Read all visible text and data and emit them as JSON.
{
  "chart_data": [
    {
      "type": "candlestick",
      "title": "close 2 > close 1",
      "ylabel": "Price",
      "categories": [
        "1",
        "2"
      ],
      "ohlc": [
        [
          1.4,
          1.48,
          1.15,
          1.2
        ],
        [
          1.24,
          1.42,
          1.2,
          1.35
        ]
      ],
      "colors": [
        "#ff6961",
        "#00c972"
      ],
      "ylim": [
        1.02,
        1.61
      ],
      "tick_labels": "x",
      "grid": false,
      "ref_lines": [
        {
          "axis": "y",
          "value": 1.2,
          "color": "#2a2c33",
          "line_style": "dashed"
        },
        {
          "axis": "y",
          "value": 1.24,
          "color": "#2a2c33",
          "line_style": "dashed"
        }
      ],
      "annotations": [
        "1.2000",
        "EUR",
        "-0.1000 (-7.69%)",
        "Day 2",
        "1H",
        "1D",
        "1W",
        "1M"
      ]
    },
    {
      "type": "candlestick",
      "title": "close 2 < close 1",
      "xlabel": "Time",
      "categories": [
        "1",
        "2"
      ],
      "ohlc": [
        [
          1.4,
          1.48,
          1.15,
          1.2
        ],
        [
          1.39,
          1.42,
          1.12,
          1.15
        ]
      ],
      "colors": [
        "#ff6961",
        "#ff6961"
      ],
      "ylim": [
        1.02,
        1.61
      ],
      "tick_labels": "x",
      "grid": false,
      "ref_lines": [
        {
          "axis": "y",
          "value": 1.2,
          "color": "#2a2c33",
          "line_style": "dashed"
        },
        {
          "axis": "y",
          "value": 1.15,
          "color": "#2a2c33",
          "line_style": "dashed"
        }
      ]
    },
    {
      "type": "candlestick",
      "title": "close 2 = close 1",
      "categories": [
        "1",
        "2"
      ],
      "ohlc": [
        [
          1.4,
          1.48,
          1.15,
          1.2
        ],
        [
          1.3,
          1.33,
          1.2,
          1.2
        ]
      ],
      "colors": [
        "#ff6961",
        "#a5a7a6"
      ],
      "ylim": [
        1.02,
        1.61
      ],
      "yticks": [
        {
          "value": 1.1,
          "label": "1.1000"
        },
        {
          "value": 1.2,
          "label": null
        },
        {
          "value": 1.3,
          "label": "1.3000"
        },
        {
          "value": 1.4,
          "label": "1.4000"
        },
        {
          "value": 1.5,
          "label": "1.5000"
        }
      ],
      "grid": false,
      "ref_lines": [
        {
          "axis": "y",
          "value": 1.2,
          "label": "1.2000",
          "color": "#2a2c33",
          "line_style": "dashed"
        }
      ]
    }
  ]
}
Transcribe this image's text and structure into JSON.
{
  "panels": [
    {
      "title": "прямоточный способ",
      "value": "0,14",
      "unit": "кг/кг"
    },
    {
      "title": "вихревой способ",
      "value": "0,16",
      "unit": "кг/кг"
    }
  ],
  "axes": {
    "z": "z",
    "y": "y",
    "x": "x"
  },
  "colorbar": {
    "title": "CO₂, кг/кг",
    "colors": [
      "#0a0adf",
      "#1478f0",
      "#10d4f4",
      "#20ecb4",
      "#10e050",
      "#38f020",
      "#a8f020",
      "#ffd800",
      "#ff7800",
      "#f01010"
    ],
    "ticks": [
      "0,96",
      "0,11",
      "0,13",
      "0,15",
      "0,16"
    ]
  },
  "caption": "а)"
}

◇ ◇ ◇

Determine how many lines of the records above contain the word "title", and report only that number.

> _WRITTEN SOLUTION_
6